(Task to complete) Copy every entry exactly.

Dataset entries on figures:
+===+
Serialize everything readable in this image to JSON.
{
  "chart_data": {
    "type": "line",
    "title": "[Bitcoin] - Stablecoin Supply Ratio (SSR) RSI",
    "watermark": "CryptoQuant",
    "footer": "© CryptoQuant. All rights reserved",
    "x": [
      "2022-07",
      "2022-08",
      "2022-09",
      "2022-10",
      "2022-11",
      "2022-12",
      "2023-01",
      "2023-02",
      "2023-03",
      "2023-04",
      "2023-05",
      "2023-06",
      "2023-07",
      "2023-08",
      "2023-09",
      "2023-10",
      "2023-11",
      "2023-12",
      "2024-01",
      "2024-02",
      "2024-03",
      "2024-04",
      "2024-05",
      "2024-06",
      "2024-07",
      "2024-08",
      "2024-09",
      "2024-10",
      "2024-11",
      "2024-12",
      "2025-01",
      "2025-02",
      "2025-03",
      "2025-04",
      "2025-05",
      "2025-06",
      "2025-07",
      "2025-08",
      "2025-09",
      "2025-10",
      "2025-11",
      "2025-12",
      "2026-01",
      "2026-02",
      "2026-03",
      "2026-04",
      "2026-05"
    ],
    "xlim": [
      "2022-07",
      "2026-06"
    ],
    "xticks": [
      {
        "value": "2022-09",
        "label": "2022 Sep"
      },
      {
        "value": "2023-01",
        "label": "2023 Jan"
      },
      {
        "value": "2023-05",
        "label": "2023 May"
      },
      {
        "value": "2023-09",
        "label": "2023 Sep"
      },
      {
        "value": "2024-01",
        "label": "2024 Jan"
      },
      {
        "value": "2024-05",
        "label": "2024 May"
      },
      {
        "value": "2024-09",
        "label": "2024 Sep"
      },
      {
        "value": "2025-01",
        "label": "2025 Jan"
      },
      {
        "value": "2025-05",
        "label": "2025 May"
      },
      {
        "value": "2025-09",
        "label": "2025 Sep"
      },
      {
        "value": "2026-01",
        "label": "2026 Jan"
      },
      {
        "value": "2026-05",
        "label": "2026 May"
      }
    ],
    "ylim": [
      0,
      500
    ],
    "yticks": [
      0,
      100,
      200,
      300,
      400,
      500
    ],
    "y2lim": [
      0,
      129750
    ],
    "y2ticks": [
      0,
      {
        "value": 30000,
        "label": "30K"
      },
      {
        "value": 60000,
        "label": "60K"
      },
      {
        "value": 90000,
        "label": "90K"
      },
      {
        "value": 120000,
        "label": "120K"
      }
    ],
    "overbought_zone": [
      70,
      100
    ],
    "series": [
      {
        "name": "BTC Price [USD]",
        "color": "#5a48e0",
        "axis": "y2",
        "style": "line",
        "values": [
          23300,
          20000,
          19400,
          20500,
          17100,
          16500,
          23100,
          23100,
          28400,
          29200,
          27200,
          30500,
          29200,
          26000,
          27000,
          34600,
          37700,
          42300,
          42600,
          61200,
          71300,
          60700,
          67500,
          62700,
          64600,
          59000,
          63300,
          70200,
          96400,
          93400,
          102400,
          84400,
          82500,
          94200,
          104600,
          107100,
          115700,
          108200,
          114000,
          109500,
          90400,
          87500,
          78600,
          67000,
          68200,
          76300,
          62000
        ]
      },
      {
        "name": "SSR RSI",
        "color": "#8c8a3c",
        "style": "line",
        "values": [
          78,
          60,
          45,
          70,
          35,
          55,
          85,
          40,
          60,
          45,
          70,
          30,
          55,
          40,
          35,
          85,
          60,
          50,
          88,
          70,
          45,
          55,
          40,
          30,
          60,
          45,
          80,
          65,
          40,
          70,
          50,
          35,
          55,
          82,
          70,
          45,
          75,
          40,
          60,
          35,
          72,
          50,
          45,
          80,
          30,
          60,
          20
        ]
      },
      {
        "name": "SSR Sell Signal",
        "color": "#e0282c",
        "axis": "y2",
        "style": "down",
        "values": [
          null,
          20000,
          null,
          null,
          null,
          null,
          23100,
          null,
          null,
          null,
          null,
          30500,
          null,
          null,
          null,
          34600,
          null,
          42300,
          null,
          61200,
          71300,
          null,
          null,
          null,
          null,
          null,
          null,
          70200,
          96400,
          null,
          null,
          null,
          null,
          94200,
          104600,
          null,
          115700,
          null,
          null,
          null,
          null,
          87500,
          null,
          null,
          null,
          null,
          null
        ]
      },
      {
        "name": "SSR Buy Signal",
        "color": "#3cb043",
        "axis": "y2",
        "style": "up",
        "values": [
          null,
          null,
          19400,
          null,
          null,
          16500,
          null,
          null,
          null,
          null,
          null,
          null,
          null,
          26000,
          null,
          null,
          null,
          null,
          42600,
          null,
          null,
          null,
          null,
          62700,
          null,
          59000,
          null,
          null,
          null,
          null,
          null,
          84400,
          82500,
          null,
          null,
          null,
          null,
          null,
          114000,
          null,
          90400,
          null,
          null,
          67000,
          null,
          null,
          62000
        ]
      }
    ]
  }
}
+===+
(Output of the task)
Serialize everything readable in this image to JSON.
{
  "chart_data": {
    "type": "line",
    "title": "[Bitcoin] - Stablecoin Supply Ratio (SSR) RSI",
    "watermark": "CryptoQuant",
    "footer": "© CryptoQuant. All rights reserved",
    "x": [
      "2022-07",
      "2022-08",
      "2022-09",
      "2022-10",
      "2022-11",
      "2022-12",
      "2023-01",
      "2023-02",
      "2023-03",
      "2023-04",
      "2023-05",
      "2023-06",
      "2023-07",
      "2023-08",
      "2023-09",
      "2023-10",
      "2023-11",
      "2023-12",
      "2024-01",
      "2024-02",
      "2024-03",
      "2024-04",
      "2024-05",
      "2024-06",
      "2024-07",
      "2024-08",
      "2024-09",
      "2024-10",
      "2024-11",
      "2024-12",
      "2025-01",
      "2025-02",
      "2025-03",
      "2025-04",
      "2025-05",
      "2025-06",
      "2025-07",
      "2025-08",
      "2025-09",
      "2025-10",
      "2025-11",
      "2025-12",
      "2026-01",
      "2026-02",
      "2026-03",
      "2026-04",
      "2026-05"
    ],
    "xlim": [
      "2022-07",
      "2026-06"
    ],
    "xticks": [
      {
        "value": "2022-09",
        "label": "2022 Sep"
      },
      {
        "value": "2023-01",
        "label": "2023 Jan"
      },
      {
        "value": "2023-05",
        "label": "2023 May"
      },
      {
        "value": "2023-09",
        "label": "2023 Sep"
      },
      {
        "value": "2024-01",
        "label": "2024 Jan"
      },
      {
        "value": "2024-05",
        "label": "2024 May"
      },
      {
        "value": "2024-09",
        "label": "2024 Sep"
      },
      {
        "value": "2025-01",
        "label": "2025 Jan"
      },
      {
        "value": "2025-05",
        "label": "2025 May"
      },
      {
        "value": "2025-09",
        "label": "2025 Sep"
      },
      {
        "value": "2026-01",
        "label": "2026 Jan"
      },
      {
        "value": "2026-05",
        "label": "2026 May"
      }
    ],
    "ylim": [
      0,
      500
    ],
    "yticks": [
      0,
      100,
      200,
      300,
      400,
      500
    ],
    "y2lim": [
      0,
      129750
    ],
    "y2ticks": [
      0,
      {
        "value": 30000,
        "label": "30K"
      },
      {
        "value": 60000,
        "label": "60K"
      },
      {
        "value": 90000,
        "label": "90K"
      },
      {
        "value": 120000,
        "label": "120K"
      }
    ],
    "overbought_zone": [
      70,
      100
    ],
    "series": [
      {
        "name": "BTC Price [USD]",
        "color": "#5a48e0",
        "axis": "y2",
        "style": "line",
        "values": [
          23300,
          20000,
          19400,
          20500,
          17100,
          16500,
          23100,
          23100,
          28400,
          29200,
          27200,
          30500,
          29200,
          26000,
          27000,
          34600,
          37700,
          42300,
          42600,
          61200,
          71300,
          60700,
          67500,
          62700,
          64600,
          59000,
          63300,
          70200,
          96400,
          93400,
          102400,
          84400,
          82500,
          94200,
          104600,
          107100,
          115700,
          108200,
          114000,
          109500,
          90400,
          87500,
          78600,
          67000,
          68200,
          76300,
          62000
        ]
      },
      {
        "name": "SSR RSI",
        "color": "#8c8a3c",
        "style": "line",
        "values": [
          78,
          60,
          45,
          70,
          35,
          55,
          85,
          40,
          60,
          45,
          70,
          30,
          55,
          40,
          35,
          85,
          60,
          50,
          88,
          70,
          45,
          55,
          40,
          30,
          60,
          45,
          80,
          65,
          40,
          70,
          50,
          35,
          55,
          82,
          70,
          45,
          75,
          40,
          60,
          35,
          72,
          50,
          45,
          80,
          30,
          60,
          20
        ]
      },
      {
        "name": "SSR Sell Signal",
        "color": "#e0282c",
        "axis": "y2",
        "style": "down",
        "values": [
          null,
          20000,
          null,
          null,
          null,
          null,
          23100,
          null,
          null,
          null,
          null,
          30500,
          null,
          null,
          null,
          34600,
          null,
          42300,
          null,
          61200,
          71300,
          null,
          null,
          null,
          null,
          null,
          null,
          70200,
          96400,
          null,
          null,
          null,
          null,
          94200,
          104600,
          null,
          115700,
          null,
          null,
          null,
          null,
          87500,
          null,
          null,
          null,
          null,
          null
        ]
      },
      {
        "name": "SSR Buy Signal",
        "color": "#3cb043",
        "axis": "y2",
        "style": "up",
        "values": [
          null,
          null,
          19400,
          null,
          null,
          16500,
          null,
          null,
          null,
          null,
          null,
          null,
          null,
          26000,
          null,
          null,
          null,
          null,
          42600,
          null,
          null,
          null,
          null,
          62700,
          null,
          59000,
          null,
          null,
          null,
          null,
          null,
          84400,
          82500,
          null,
          null,
          null,
          null,
          null,
          114000,
          null,
          90400,
          null,
          null,
          67000,
          null,
          null,
          62000
        ]
      }
    ]
  }
}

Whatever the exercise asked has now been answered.